Given exercise:
Filter the records for lines holding the string "nAppliances".

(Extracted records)
--- begin ---

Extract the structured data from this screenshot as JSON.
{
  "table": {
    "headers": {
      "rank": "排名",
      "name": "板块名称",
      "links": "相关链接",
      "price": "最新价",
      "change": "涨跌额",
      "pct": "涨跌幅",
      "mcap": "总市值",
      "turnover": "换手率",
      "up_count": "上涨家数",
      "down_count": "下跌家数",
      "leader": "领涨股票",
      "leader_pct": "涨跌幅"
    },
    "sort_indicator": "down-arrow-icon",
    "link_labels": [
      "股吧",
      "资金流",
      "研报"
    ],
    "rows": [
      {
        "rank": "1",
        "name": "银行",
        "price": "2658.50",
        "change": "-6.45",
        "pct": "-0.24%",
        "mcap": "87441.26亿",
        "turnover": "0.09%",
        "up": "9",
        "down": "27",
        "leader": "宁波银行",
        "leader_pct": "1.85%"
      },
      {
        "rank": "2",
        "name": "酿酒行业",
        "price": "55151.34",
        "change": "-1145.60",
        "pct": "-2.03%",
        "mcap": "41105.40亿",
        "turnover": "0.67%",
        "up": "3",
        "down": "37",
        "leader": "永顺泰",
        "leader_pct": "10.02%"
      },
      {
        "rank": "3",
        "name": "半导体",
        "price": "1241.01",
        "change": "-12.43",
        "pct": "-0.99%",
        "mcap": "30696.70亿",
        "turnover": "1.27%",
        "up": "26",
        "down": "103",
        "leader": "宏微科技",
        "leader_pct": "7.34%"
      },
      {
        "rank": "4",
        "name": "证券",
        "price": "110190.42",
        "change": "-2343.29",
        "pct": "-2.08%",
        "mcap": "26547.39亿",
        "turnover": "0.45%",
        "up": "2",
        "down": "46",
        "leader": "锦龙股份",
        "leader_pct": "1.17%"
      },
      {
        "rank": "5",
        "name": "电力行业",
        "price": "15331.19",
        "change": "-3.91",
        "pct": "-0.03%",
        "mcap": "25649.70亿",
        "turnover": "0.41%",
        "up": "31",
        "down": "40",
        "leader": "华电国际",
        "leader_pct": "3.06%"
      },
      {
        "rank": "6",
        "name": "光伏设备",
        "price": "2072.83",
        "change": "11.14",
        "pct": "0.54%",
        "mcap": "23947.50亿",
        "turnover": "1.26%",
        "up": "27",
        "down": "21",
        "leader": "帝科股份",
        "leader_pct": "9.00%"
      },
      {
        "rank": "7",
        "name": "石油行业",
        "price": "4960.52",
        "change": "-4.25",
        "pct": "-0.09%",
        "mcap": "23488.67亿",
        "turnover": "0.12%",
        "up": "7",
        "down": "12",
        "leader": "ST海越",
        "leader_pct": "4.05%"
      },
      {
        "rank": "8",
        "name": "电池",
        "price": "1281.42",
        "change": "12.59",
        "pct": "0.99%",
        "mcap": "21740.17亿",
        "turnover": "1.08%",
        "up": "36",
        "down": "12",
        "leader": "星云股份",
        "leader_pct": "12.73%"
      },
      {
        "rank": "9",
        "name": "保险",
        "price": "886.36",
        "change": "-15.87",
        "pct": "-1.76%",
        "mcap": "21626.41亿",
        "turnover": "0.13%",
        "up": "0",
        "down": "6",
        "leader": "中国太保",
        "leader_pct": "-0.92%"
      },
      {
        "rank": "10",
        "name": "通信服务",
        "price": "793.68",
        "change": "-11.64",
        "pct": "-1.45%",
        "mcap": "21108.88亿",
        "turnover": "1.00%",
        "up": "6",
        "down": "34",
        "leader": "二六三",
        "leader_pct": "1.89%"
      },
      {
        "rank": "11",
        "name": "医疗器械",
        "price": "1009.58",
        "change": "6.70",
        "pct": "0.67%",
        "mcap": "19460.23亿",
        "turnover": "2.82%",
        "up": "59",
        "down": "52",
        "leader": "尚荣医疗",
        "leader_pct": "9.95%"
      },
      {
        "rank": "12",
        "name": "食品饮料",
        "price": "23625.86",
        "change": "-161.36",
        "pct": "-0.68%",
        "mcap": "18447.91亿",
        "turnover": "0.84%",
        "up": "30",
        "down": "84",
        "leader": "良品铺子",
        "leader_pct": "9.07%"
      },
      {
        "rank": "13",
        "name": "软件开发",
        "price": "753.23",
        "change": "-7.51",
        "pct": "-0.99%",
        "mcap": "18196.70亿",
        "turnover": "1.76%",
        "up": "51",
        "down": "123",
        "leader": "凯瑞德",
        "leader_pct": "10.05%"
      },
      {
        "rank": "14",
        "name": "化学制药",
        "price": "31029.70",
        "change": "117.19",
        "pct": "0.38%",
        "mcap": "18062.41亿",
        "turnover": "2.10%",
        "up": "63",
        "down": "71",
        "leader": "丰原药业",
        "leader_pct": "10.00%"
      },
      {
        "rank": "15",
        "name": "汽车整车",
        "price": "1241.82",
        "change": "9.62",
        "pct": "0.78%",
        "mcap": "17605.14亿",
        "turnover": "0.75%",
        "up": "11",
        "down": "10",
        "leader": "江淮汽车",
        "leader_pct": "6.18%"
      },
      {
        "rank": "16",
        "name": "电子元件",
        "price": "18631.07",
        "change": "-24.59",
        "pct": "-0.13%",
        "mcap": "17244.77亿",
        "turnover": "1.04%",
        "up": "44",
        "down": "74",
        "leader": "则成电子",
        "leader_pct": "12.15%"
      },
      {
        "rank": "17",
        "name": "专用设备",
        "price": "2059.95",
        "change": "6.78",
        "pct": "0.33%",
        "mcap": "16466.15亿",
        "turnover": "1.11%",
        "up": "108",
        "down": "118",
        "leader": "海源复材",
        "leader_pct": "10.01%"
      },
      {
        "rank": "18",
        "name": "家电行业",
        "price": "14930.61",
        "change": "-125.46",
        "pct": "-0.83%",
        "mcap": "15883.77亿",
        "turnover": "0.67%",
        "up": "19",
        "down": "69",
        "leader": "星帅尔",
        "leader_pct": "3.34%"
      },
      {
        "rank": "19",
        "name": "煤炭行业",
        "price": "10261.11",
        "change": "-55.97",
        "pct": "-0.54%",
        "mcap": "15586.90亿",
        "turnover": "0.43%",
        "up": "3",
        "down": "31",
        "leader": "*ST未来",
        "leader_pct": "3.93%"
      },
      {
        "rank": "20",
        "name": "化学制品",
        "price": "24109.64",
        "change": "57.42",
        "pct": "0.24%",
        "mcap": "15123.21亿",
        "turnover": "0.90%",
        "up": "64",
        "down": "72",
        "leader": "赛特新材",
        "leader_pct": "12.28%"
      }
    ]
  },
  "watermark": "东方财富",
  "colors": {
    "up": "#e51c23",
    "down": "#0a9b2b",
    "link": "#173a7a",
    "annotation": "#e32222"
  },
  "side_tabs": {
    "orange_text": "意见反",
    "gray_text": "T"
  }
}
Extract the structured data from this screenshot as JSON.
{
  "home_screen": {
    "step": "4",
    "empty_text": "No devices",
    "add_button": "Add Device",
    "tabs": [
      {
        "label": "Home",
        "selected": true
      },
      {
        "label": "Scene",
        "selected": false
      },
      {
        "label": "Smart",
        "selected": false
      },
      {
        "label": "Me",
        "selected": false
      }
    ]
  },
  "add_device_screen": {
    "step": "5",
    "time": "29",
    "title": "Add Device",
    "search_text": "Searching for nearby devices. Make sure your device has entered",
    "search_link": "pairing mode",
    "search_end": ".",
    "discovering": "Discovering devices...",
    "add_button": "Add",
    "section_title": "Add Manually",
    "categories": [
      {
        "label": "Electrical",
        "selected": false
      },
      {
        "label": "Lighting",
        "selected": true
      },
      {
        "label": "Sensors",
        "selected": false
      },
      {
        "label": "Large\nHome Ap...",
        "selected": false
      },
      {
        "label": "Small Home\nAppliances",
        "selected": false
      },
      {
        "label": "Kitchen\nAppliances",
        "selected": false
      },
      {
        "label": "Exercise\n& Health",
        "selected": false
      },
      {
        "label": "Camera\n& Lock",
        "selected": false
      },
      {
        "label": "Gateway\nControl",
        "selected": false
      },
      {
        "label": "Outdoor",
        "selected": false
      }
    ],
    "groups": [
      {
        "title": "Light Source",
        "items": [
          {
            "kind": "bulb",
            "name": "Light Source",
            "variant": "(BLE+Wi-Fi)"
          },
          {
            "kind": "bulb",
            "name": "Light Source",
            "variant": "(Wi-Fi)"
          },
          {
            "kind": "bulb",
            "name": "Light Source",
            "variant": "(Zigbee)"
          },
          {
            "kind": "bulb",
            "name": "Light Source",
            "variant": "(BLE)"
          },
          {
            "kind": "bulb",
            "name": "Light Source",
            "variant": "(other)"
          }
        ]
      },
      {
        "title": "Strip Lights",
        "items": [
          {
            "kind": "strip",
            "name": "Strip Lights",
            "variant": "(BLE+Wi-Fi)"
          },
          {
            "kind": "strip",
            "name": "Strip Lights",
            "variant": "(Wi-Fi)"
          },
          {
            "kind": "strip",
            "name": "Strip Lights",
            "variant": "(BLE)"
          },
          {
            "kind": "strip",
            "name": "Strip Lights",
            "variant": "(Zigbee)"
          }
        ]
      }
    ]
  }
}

--- end ---

Task solution:
        "label": "Small Home\nAppliances",
        "label": "Kitchen\nAppliances",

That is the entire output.